DIRECTIVE
All lines holding the string "representante" are to be shown.

DATA ENTRIES
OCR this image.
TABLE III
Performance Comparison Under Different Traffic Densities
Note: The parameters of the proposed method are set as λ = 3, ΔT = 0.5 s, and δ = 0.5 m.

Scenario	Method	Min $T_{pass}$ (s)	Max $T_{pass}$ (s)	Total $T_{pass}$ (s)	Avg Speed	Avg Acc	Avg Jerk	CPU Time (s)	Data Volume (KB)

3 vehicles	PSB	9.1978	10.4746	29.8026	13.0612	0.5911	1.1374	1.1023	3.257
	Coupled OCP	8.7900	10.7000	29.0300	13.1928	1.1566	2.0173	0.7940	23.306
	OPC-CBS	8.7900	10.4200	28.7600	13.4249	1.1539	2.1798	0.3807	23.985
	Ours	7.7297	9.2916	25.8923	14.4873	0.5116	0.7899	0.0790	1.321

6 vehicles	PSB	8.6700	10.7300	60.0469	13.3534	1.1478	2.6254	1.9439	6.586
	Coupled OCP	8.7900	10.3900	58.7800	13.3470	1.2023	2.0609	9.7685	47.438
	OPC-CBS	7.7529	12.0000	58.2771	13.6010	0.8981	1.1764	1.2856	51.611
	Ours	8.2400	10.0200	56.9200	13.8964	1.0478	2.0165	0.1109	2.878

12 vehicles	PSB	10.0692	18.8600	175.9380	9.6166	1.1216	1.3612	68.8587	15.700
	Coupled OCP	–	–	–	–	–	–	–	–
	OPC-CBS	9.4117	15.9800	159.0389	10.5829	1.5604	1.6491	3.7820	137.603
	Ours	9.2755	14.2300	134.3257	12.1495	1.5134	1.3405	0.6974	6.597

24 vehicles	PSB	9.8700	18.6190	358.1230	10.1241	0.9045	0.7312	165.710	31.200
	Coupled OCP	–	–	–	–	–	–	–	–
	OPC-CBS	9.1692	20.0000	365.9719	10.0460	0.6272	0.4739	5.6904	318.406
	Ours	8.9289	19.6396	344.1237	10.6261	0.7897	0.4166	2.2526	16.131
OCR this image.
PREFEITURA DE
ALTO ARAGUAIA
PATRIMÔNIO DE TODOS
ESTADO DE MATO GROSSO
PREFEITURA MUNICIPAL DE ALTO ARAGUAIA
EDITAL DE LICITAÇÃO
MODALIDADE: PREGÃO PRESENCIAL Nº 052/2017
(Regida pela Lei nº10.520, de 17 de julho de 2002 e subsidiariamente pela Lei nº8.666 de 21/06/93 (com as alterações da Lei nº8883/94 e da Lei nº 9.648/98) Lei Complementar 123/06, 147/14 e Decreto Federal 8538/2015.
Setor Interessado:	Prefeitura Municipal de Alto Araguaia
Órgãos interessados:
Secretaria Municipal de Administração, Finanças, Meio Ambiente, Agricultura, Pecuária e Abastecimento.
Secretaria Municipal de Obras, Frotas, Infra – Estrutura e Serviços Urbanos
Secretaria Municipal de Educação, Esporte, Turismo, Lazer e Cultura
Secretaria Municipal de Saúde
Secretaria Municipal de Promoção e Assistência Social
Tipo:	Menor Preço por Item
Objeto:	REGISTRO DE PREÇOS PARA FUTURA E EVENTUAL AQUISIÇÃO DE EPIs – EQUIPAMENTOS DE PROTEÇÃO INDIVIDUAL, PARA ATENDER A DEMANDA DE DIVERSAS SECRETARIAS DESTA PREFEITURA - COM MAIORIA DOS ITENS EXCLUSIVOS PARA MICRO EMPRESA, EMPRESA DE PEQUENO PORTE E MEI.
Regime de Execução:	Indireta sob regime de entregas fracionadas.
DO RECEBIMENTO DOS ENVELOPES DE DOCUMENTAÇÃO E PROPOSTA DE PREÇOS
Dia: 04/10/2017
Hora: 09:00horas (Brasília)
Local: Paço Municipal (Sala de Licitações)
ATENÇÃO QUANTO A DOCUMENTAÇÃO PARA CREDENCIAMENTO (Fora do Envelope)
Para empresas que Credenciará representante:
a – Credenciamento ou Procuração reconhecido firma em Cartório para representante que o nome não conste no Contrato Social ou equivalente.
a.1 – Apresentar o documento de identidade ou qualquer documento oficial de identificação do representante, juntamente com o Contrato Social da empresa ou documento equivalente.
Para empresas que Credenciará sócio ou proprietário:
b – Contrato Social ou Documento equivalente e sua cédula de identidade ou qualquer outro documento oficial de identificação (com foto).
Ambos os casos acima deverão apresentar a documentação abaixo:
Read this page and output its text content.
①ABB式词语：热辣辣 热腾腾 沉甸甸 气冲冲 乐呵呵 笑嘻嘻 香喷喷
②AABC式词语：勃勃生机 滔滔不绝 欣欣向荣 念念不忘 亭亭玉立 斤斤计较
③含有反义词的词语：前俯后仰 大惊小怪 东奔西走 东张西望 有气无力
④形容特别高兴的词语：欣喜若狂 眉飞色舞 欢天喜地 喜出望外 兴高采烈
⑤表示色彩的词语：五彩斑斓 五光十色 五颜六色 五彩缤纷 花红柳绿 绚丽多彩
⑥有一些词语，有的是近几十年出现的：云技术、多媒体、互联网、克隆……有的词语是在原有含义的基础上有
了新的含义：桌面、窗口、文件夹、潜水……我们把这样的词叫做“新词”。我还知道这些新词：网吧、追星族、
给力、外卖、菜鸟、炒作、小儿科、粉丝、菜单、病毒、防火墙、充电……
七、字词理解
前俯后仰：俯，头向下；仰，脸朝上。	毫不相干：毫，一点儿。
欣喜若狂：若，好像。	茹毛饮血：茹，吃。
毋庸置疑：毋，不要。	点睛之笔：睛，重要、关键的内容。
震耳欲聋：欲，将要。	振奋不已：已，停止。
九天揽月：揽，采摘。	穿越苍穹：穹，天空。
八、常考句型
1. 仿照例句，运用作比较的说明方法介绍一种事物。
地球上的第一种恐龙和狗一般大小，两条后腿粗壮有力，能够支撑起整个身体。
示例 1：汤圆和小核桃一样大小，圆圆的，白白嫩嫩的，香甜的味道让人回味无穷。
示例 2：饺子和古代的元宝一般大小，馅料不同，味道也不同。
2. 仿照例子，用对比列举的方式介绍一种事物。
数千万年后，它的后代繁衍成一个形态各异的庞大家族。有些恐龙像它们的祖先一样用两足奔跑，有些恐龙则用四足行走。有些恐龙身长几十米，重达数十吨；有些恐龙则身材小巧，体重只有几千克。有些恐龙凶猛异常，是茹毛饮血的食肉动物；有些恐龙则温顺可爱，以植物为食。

SOLUTION BELOW
Para empresas que Credenciará representante:
a – Credenciamento ou Procuração reconhecido firma em Cartório para representante que o nome não conste no Contrato Social ou equivalente.
a.1 – Apresentar o documento de identidade ou qualquer documento oficial de identificação do representante, juntamente com o Contrato Social da empresa ou documento equivalente.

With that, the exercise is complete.